▶ **Requirement**:
Write out each line of the material again, word for word.

▶ **Supplied records**:

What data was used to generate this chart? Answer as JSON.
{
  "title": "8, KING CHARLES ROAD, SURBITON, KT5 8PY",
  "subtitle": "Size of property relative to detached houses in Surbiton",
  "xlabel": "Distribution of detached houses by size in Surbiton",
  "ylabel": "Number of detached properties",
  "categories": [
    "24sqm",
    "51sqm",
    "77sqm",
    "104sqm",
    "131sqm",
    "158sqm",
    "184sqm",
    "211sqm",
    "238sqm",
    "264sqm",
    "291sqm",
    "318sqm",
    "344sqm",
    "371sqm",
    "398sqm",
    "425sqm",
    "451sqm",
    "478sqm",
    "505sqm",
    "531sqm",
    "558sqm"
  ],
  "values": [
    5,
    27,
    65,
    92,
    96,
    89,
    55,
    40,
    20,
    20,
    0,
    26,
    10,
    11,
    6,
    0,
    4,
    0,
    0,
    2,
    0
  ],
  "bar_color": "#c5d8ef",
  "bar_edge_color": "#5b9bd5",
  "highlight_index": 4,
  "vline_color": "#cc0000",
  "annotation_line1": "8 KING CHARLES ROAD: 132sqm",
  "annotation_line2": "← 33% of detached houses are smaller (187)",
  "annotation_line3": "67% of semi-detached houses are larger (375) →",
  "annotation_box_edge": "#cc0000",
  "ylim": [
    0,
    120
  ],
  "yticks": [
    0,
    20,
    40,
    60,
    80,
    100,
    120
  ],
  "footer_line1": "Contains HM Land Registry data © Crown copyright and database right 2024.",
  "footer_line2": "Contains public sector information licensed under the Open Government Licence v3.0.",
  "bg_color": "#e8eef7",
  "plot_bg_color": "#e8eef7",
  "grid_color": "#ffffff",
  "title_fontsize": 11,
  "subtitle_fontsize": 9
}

▶ **Problem solution**:
What data was used to generate this chart? Answer as JSON.
{
  "title": "8, KING CHARLES ROAD, SURBITON, KT5 8PY",
  "subtitle": "Size of property relative to detached houses in Surbiton",
  "xlabel": "Distribution of detached houses by size in Surbiton",
  "ylabel": "Number of detached properties",
  "categories": [
    "24sqm",
    "51sqm",
    "77sqm",
    "104sqm",
    "131sqm",
    "158sqm",
    "184sqm",
    "211sqm",
    "238sqm",
    "264sqm",
    "291sqm",
    "318sqm",
    "344sqm",
    "371sqm",
    "398sqm",
    "425sqm",
    "451sqm",
    "478sqm",
    "505sqm",
    "531sqm",
    "558sqm"
  ],
  "values": [
    5,
    27,
    65,
    92,
    96,
    89,
    55,
    40,
    20,
    20,
    0,
    26,
    10,
    11,
    6,
    0,
    4,
    0,
    0,
    2,
    0
  ],
  "bar_color": "#c5d8ef",
  "bar_edge_color": "#5b9bd5",
  "highlight_index": 4,
  "vline_color": "#cc0000",
  "annotation_line1": "8 KING CHARLES ROAD: 132sqm",
  "annotation_line2": "← 33% of detached houses are smaller (187)",
  "annotation_line3": "67% of semi-detached houses are larger (375) →",
  "annotation_box_edge": "#cc0000",
  "ylim": [
    0,
    120
  ],
  "yticks": [
    0,
    20,
    40,
    60,
    80,
    100,
    120
  ],
  "footer_line1": "Contains HM Land Registry data © Crown copyright and database right 2024.",
  "footer_line2": "Contains public sector information licensed under the Open Government Licence v3.0.",
  "bg_color": "#e8eef7",
  "plot_bg_color": "#e8eef7",
  "grid_color": "#ffffff",
  "title_fontsize": 11,
  "subtitle_fontsize": 9
}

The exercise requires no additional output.